Exercise task: With the pictures left out, copy the listing below exactly.

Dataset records
-------------------------

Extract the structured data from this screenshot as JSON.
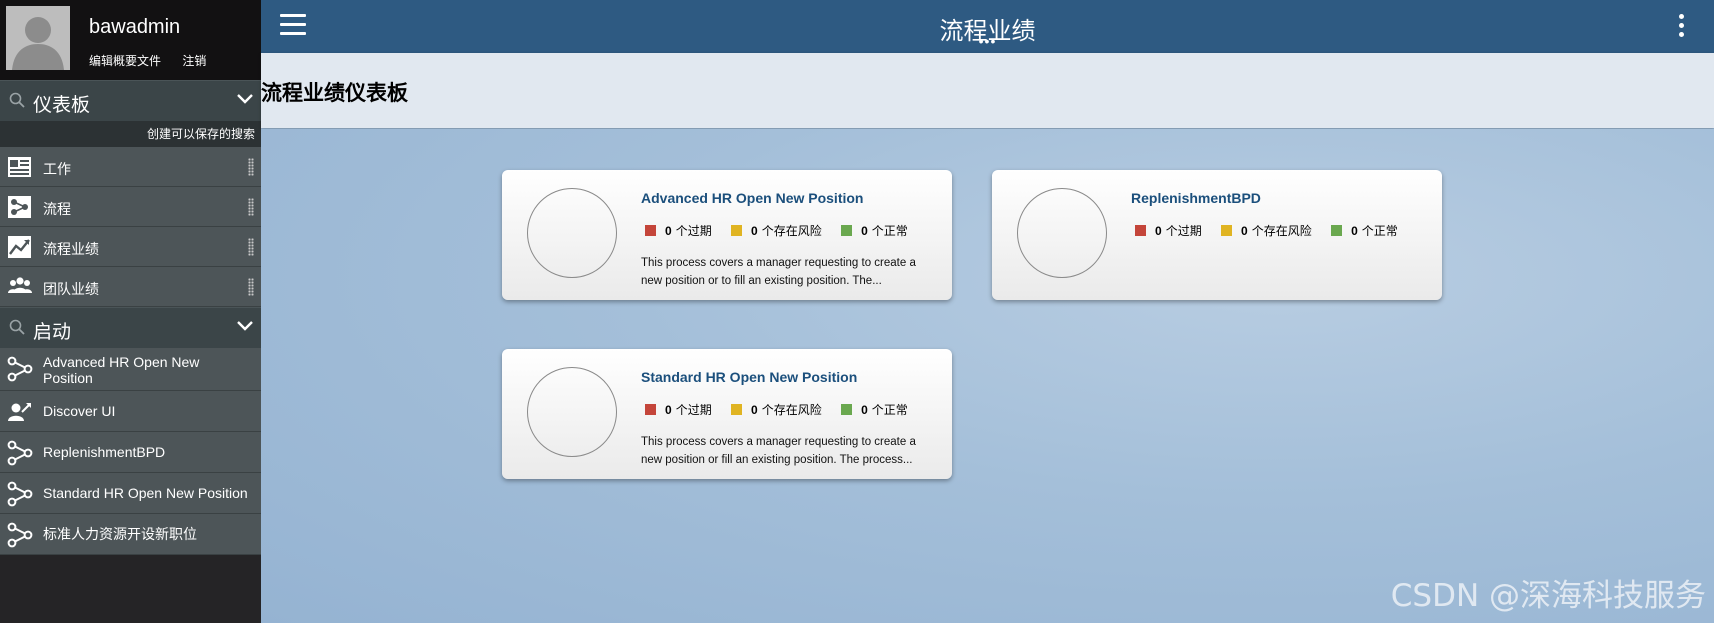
{
  "profile": {
    "username": "bawadmin",
    "edit_profile": "编辑概要文件",
    "logout": "注销"
  },
  "dashboards": {
    "section_title": "仪表板",
    "saved_search_label": "创建可以保存的搜索",
    "items": [
      {
        "label": "工作",
        "icon": "work-icon"
      },
      {
        "label": "流程",
        "icon": "process-icon"
      },
      {
        "label": "流程业绩",
        "icon": "trend-icon"
      },
      {
        "label": "团队业绩",
        "icon": "team-icon"
      }
    ]
  },
  "launch": {
    "section_title": "启动",
    "items": [
      {
        "label": "Advanced HR Open New Position",
        "icon": "process-flow-icon"
      },
      {
        "label": "Discover UI",
        "icon": "discover-user-icon"
      },
      {
        "label": "ReplenishmentBPD",
        "icon": "process-flow-icon"
      },
      {
        "label": "Standard HR Open New Position",
        "icon": "process-flow-icon"
      },
      {
        "label": "标准人力资源开设新职位",
        "icon": "process-flow-icon"
      }
    ]
  },
  "topbar": {
    "title": "流程业绩",
    "dots": "•••"
  },
  "page": {
    "heading": "流程业绩仪表板"
  },
  "status_colors": {
    "overdue": "#c4453a",
    "at_risk": "#e0b422",
    "on_track": "#6aa84f"
  },
  "cards": [
    {
      "title": "Advanced HR Open New Position",
      "overdue_count": "0",
      "overdue_label": "个过期",
      "at_risk_count": "0",
      "at_risk_label": "个存在风险",
      "on_track_count": "0",
      "on_track_label": "个正常",
      "description": "This process covers a manager requesting to create a new position or to fill an existing position. The..."
    },
    {
      "title": "ReplenishmentBPD",
      "overdue_count": "0",
      "overdue_label": "个过期",
      "at_risk_count": "0",
      "at_risk_label": "个存在风险",
      "on_track_count": "0",
      "on_track_label": "个正常",
      "description": ""
    },
    {
      "title": "Standard HR Open New Position",
      "overdue_count": "0",
      "overdue_label": "个过期",
      "at_risk_count": "0",
      "at_risk_label": "个存在风险",
      "on_track_count": "0",
      "on_track_label": "个正常",
      "description": "This process covers a manager requesting to create a new position or fill an existing position. The process..."
    }
  ],
  "watermark": "CSDN @深海科技服务"
}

-------------------------

Completed exercise:
Extract the structured data from this screenshot as JSON.
{
  "profile": {
    "username": "bawadmin",
    "edit_profile": "编辑概要文件",
    "logout": "注销"
  },
  "dashboards": {
    "section_title": "仪表板",
    "saved_search_label": "创建可以保存的搜索",
    "items": [
      {
        "label": "工作",
        "icon": "work-icon"
      },
      {
        "label": "流程",
        "icon": "process-icon"
      },
      {
        "label": "流程业绩",
        "icon": "trend-icon"
      },
      {
        "label": "团队业绩",
        "icon": "team-icon"
      }
    ]
  },
  "launch": {
    "section_title": "启动",
    "items": [
      {
        "label": "Advanced HR Open New Position",
        "icon": "process-flow-icon"
      },
      {
        "label": "Discover UI",
        "icon": "discover-user-icon"
      },
      {
        "label": "ReplenishmentBPD",
        "icon": "process-flow-icon"
      },
      {
        "label": "Standard HR Open New Position",
        "icon": "process-flow-icon"
      },
      {
        "label": "标准人力资源开设新职位",
        "icon": "process-flow-icon"
      }
    ]
  },
  "topbar": {
    "title": "流程业绩",
    "dots": "•••"
  },
  "page": {
    "heading": "流程业绩仪表板"
  },
  "status_colors": {
    "overdue": "#c4453a",
    "at_risk": "#e0b422",
    "on_track": "#6aa84f"
  },
  "cards": [
    {
      "title": "Advanced HR Open New Position",
      "overdue_count": "0",
      "overdue_label": "个过期",
      "at_risk_count": "0",
      "at_risk_label": "个存在风险",
      "on_track_count": "0",
      "on_track_label": "个正常",
      "description": "This process covers a manager requesting to create a new position or to fill an existing position. The..."
    },
    {
      "title": "ReplenishmentBPD",
      "overdue_count": "0",
      "overdue_label": "个过期",
      "at_risk_count": "0",
      "at_risk_label": "个存在风险",
      "on_track_count": "0",
      "on_track_label": "个正常",
      "description": ""
    },
    {
      "title": "Standard HR Open New Position",
      "overdue_count": "0",
      "overdue_label": "个过期",
      "at_risk_count": "0",
      "at_risk_label": "个存在风险",
      "on_track_count": "0",
      "on_track_label": "个正常",
      "description": "This process covers a manager requesting to create a new position or fill an existing position. The process..."
    }
  ],
  "watermark": "CSDN @深海科技服务"
}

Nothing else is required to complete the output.